Figure content listings:
◆ ◆ ◆ ◆

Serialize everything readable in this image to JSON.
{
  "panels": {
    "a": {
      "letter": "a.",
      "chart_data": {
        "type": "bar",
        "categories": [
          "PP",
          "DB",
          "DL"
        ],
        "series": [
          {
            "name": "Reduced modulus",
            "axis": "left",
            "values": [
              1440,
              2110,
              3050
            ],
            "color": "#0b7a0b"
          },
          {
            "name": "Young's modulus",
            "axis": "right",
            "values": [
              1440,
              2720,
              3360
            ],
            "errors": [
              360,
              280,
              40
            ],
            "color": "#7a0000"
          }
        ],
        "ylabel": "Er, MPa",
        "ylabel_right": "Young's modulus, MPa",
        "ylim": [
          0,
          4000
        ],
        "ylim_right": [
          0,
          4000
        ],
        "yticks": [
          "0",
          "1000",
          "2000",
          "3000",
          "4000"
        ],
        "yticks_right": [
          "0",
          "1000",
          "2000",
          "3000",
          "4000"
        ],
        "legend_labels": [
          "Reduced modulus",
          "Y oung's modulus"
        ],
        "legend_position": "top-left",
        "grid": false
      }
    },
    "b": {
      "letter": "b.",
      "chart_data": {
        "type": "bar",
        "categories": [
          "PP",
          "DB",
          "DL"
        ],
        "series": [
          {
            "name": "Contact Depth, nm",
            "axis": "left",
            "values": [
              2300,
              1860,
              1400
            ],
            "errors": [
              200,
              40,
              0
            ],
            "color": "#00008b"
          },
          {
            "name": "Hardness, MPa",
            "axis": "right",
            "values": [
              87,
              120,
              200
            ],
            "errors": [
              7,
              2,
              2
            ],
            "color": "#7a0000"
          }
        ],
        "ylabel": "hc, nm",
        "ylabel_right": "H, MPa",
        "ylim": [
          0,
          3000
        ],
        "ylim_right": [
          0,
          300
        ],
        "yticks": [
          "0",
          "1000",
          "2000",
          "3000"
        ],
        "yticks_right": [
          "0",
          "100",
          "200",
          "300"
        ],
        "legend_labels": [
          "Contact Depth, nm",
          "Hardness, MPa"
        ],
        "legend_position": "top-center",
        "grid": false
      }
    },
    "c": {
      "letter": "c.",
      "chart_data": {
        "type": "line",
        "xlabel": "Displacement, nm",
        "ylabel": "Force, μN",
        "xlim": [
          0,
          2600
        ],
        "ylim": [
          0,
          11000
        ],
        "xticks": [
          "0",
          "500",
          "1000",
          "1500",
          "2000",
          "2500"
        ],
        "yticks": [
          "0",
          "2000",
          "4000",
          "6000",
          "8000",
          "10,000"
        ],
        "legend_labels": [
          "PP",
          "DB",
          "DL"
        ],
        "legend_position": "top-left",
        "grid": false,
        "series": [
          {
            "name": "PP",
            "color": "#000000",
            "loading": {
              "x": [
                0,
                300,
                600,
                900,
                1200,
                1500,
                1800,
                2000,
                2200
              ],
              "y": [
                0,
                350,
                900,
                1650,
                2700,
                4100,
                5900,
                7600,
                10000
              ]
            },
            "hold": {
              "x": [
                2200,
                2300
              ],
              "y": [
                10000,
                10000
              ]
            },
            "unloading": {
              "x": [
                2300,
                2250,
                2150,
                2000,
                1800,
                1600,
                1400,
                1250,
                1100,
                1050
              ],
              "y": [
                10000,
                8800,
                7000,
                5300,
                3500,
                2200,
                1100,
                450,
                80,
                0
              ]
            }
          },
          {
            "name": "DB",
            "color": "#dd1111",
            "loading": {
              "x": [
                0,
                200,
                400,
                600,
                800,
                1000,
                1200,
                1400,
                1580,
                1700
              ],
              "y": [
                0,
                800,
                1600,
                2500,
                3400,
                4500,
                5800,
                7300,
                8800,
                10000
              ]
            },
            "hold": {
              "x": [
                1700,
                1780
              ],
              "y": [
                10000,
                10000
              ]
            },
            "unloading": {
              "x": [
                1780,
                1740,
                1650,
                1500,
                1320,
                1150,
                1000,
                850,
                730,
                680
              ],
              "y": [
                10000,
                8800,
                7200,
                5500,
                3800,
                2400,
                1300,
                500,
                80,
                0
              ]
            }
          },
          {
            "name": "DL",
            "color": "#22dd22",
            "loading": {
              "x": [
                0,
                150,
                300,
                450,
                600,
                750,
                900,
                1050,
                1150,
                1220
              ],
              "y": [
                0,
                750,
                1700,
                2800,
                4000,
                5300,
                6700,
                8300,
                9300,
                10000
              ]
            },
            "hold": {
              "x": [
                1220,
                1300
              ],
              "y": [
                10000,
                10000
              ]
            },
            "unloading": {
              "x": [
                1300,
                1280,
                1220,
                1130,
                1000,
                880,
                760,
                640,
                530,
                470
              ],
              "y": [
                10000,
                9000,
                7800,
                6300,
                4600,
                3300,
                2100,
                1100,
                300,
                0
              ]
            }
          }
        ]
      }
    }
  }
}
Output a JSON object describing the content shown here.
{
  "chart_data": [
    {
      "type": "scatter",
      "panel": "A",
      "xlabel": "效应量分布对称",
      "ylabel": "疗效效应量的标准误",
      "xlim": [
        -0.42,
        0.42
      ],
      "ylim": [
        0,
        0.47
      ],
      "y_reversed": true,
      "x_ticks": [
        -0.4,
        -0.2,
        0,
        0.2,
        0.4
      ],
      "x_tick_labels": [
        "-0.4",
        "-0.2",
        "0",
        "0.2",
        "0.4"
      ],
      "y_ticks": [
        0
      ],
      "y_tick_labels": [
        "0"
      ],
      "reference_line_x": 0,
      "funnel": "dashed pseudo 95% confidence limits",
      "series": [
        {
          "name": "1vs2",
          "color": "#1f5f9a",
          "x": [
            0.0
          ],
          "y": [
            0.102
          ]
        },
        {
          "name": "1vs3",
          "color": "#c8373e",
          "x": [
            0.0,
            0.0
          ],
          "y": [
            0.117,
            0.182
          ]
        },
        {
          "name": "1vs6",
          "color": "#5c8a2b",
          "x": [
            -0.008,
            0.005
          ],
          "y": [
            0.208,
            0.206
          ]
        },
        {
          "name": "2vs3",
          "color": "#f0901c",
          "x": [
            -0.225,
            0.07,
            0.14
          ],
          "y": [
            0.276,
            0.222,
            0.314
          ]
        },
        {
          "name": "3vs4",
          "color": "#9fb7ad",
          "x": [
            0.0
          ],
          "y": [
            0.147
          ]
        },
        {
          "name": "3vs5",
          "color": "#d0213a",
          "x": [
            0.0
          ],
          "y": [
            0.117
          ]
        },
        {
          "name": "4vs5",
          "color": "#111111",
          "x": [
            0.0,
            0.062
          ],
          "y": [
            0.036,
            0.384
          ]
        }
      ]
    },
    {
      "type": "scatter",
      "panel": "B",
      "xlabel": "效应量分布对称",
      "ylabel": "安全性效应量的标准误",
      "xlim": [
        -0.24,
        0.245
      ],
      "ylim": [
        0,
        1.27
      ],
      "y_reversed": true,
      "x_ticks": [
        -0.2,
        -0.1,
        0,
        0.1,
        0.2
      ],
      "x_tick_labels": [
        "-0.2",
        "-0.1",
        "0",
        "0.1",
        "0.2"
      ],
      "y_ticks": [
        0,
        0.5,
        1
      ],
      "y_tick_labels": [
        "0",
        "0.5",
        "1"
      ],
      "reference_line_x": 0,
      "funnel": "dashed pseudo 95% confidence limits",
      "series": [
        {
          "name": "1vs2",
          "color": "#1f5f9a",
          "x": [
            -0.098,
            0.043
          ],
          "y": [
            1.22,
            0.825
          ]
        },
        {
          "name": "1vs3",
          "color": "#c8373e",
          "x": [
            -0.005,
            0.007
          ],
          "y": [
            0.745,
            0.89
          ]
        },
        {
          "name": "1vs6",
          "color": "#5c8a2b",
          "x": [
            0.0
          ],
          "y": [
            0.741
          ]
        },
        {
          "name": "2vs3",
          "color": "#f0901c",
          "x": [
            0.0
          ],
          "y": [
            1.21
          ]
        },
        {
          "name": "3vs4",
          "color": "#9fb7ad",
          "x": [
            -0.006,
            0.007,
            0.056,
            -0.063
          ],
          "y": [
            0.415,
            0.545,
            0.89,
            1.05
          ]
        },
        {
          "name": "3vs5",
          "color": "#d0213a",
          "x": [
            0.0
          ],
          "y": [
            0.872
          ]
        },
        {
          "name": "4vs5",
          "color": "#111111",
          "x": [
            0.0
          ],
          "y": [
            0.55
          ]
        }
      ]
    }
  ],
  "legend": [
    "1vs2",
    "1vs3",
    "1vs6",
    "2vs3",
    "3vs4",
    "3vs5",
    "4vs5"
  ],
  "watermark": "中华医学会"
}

◆ ◆ ◆ ◆

Tally every line of the listing that holds the string "Reduced", then give the number by itself.

2